═════ DOCUMENT EXCERPT ═════

I only own a couple of DosBox games (Duke 3D, Ultima: Worlds of Adventure 2: Martian Dreams), and whilst both include the source on Windows (dosbox-0.74-2.1.tar.gz), I can't find any manuals that look out of place.

The DMG for the Mac version of Duke 3D doesn't appear to include the source or a Harvester manual, though it seems to be based on Boxer, not just DosBox. The Mac PKG for Ultima does have the source (dosbox_svn.zip), but no (edit: out of place) manuals as far as I can tell.

I wonder if the Harvester manual you're seeing is a GoG artifact from reusing the same DosBox setup as Harvester and they forgot to remove it, as the source from Ultima includes a file called "harvester_mouse_clean.diff".

Try downloading a free game.

I found and downloaded Jill of the Jungle, which is a free game that uses dosbox and is available on mac.

after you install the game, check out

  <dir>/Jill of the Jungle The Complete Trilogy.app/Extras/Manual.pdf

By the way, I've never seen them shipping boxer, although I have moved some games to boxer because it is much more in-tune with macos. It's really good if you have midi roms.

═════ RECORD SET ═════

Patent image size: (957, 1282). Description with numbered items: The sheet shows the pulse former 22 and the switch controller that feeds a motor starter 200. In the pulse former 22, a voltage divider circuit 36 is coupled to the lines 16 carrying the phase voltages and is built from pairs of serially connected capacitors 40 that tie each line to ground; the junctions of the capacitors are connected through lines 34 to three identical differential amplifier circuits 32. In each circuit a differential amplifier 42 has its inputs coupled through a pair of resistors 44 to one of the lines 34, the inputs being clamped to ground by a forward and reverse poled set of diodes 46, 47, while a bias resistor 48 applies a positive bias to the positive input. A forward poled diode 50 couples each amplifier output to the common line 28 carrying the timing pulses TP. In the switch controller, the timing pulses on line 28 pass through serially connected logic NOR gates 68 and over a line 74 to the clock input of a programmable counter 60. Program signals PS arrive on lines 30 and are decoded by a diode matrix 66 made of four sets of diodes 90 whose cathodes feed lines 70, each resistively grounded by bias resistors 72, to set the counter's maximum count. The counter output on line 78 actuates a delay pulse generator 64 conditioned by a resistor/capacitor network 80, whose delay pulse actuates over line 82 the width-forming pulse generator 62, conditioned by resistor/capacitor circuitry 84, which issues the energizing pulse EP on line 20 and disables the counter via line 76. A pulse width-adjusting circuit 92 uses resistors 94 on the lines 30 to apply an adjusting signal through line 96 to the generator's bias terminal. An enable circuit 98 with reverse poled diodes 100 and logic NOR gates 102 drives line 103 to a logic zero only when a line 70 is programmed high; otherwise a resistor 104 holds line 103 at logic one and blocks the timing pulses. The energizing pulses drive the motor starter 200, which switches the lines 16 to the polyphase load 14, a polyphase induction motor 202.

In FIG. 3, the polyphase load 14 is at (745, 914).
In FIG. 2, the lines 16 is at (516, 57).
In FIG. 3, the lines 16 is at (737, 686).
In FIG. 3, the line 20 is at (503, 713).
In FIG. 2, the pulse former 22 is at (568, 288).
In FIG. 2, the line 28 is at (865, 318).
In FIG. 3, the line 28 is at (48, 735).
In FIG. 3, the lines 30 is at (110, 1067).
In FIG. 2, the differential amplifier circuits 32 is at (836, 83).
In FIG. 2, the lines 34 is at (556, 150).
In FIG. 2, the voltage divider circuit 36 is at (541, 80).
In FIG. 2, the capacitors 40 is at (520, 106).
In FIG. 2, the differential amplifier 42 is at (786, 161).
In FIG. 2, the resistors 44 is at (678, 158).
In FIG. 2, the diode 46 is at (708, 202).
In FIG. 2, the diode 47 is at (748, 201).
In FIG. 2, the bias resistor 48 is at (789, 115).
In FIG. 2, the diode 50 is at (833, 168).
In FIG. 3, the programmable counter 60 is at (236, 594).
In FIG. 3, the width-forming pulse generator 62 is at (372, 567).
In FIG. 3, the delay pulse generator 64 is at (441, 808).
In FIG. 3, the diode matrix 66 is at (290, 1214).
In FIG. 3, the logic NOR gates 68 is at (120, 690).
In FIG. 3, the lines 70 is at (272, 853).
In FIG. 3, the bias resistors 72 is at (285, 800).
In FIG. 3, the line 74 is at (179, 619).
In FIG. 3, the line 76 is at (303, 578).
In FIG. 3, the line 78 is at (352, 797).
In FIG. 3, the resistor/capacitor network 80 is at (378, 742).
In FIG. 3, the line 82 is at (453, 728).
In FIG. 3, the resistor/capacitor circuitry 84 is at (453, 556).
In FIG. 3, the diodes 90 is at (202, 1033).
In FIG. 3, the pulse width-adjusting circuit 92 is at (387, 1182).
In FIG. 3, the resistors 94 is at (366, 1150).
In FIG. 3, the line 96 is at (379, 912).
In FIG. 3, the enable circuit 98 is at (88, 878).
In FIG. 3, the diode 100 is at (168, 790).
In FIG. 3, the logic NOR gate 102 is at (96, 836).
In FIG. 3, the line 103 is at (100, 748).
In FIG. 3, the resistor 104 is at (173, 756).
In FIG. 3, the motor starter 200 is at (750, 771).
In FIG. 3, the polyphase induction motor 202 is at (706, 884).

═════

- _EXERCISE PROMPT_:
Reproduce word for word the part of the DosBox games post above that begins at the words "after you install" and stops after "have midi roms.".

- _IN RESPONSE_:
after you install the game, check out

  <dir>/Jill of the Jungle The Complete Trilogy.app/Extras/Manual.pdf

By the way, I've never seen them shipping boxer, although I have moved some games to boxer because it is much more in-tune with macos. It's really good if you have midi roms.